EXERCISE AIM: All lines featuring the string "JSON" are to be listed.
START DATA RECORDS
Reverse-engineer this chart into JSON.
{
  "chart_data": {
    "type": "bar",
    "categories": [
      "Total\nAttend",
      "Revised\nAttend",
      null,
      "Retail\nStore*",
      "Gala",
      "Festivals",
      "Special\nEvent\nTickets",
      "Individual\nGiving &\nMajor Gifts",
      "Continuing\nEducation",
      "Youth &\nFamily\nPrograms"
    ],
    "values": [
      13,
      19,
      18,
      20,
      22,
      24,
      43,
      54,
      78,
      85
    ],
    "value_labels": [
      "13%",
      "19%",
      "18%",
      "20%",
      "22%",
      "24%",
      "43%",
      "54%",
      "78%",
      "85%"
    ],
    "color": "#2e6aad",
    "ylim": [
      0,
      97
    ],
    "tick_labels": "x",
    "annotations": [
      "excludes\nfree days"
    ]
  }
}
END DATA RECORDS
START DATA RECORDS
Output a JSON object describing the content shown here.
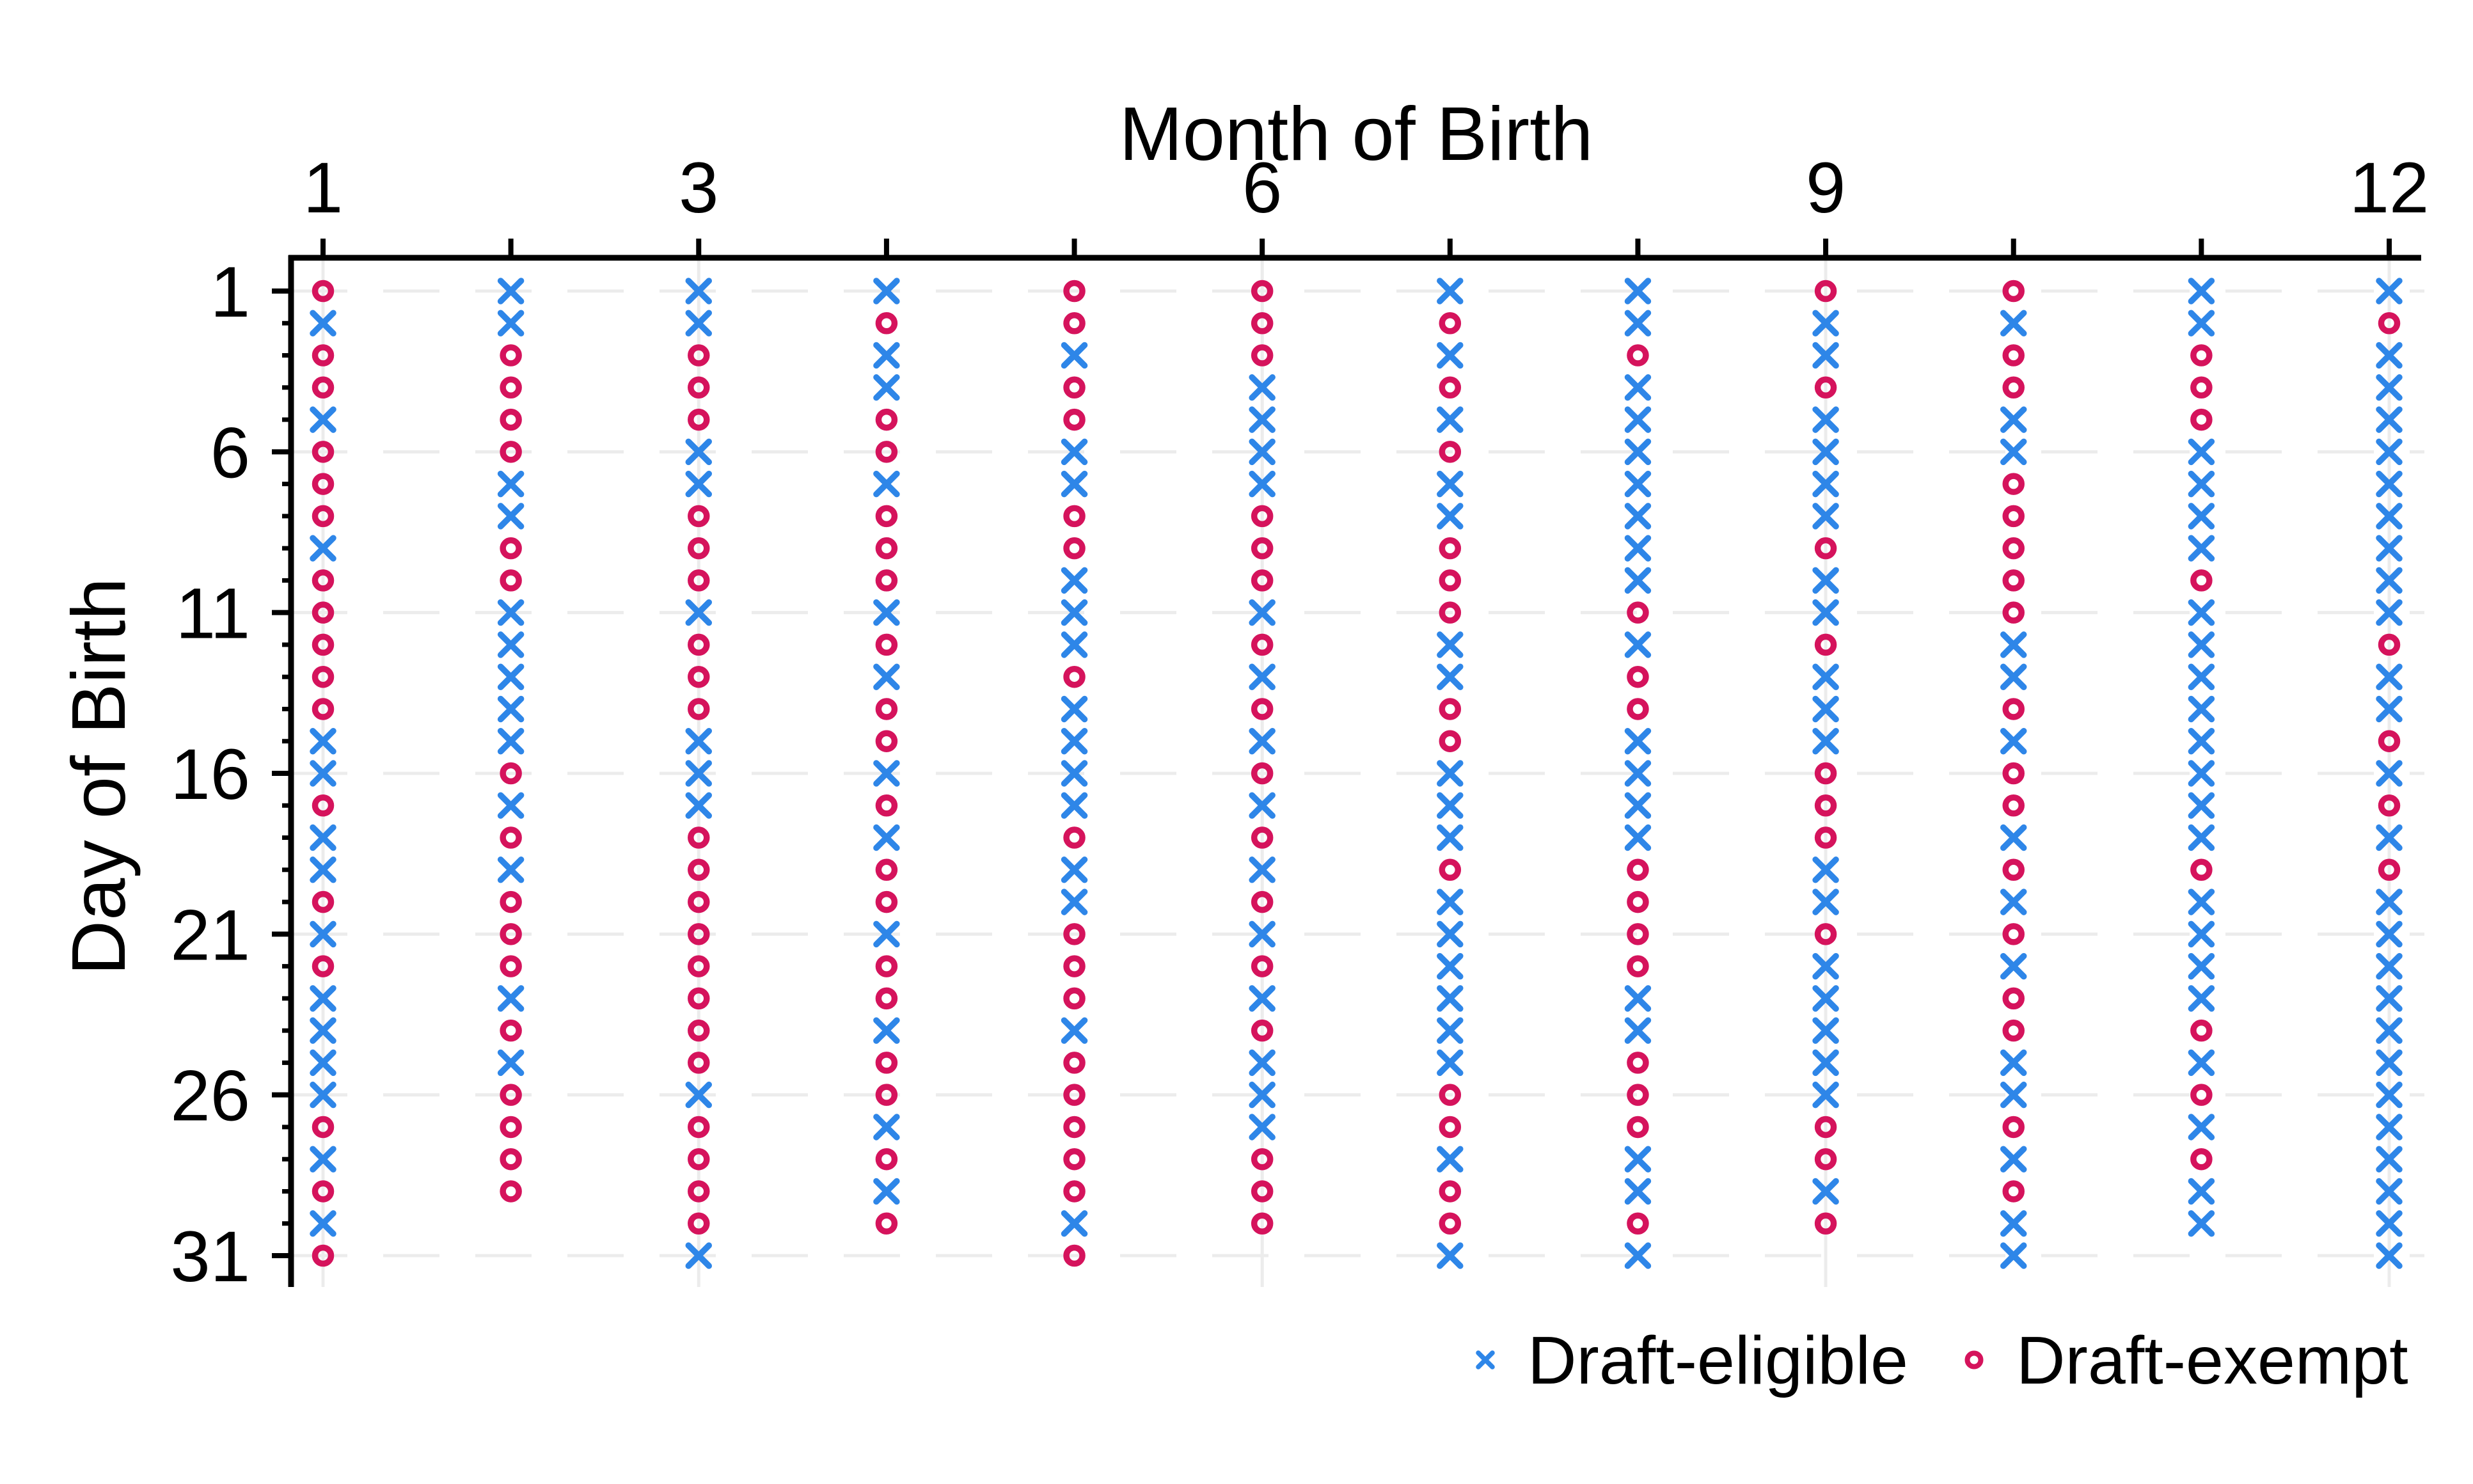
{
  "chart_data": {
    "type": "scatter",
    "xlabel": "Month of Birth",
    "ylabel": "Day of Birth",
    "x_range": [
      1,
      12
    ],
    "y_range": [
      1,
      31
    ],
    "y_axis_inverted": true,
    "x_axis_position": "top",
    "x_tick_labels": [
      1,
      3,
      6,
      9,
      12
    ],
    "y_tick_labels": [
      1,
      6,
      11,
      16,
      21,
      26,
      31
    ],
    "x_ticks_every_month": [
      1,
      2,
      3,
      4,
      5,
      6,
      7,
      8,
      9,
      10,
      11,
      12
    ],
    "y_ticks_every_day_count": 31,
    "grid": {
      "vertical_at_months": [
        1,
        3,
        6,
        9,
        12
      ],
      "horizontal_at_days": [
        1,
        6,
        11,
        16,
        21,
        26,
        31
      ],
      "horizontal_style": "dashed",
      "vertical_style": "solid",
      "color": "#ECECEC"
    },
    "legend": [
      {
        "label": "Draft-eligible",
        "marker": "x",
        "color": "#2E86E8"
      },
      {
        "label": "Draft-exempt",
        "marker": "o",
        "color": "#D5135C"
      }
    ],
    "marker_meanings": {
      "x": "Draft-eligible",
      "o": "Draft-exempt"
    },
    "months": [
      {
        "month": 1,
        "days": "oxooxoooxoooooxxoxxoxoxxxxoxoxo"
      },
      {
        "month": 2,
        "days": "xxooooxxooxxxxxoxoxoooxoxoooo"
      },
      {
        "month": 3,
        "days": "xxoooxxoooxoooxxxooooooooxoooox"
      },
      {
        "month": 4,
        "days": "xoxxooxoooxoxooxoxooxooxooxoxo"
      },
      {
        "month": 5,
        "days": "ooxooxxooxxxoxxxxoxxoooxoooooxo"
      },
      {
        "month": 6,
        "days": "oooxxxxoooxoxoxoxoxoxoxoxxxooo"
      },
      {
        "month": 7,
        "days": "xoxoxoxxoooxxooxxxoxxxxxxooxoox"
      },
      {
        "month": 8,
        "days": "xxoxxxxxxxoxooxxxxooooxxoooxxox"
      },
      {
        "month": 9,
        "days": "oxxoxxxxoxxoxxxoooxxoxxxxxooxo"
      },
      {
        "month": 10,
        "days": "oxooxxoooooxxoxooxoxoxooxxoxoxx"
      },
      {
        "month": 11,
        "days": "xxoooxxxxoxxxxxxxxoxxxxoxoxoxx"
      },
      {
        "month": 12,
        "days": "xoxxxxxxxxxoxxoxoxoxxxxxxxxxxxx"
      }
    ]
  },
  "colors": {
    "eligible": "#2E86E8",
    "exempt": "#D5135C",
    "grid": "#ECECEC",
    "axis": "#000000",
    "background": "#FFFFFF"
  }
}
END DATA RECORDS
SOLVED PROBLEM:
Reverse-engineer this chart into JSON.
Output a JSON object describing the content shown here.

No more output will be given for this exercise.